A run of records:
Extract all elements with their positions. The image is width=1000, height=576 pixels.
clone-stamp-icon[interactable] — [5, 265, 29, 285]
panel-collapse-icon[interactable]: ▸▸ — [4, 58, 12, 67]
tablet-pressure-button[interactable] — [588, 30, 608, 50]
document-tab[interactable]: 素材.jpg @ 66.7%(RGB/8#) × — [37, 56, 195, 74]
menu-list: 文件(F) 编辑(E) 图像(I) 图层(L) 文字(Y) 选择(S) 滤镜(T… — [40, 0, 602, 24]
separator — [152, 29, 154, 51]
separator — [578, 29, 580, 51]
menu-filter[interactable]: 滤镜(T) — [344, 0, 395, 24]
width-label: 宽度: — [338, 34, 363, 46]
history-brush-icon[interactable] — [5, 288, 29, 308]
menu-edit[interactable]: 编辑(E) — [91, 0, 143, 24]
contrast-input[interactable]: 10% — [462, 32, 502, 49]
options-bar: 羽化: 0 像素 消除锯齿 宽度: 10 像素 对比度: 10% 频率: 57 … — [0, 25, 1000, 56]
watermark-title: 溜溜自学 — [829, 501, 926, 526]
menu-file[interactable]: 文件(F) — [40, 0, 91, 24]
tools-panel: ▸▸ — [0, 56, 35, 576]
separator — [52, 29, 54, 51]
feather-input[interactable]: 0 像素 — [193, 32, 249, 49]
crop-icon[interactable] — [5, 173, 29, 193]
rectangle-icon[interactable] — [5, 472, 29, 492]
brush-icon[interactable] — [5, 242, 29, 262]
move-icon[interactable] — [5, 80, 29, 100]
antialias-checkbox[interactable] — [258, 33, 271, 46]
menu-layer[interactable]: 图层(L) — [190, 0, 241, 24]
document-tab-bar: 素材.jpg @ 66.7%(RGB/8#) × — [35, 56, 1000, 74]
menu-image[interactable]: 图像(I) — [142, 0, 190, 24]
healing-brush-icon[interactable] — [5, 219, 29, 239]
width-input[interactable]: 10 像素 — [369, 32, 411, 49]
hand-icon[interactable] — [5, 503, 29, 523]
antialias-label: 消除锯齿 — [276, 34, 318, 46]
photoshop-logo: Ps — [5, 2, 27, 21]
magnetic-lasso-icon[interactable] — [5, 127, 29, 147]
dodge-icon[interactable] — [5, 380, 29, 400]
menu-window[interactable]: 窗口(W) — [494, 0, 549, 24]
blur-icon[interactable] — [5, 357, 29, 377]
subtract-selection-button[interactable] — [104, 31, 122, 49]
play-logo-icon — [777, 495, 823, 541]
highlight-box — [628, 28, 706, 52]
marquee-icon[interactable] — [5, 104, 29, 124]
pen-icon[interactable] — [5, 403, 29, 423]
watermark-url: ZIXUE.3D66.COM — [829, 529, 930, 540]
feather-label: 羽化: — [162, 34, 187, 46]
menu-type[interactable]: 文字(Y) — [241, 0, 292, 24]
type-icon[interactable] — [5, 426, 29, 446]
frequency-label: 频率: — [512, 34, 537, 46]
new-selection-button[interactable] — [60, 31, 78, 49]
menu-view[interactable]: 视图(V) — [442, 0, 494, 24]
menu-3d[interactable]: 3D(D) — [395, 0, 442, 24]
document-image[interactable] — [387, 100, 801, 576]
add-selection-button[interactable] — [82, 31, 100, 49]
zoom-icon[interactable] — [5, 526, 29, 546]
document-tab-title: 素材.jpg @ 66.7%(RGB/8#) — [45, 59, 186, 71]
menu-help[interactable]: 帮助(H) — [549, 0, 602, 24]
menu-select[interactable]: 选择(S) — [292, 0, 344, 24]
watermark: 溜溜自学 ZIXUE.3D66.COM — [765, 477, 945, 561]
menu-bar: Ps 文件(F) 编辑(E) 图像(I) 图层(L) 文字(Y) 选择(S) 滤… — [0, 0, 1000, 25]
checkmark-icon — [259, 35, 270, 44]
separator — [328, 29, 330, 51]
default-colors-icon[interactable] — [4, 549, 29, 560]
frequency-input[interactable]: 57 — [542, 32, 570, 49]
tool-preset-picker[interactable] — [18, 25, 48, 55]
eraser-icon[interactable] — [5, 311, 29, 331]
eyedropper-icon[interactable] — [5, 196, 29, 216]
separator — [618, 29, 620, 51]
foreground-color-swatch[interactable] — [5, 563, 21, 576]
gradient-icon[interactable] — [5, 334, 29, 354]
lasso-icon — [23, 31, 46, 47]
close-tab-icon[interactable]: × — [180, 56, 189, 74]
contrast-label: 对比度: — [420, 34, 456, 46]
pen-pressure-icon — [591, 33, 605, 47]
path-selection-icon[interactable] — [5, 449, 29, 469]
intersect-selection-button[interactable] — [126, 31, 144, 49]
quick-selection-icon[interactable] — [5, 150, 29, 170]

CHALLENGE:
How many lines in the items above contain the string "button"? Reply with the number alone.

SOLUTION FOR THIS TASK:
5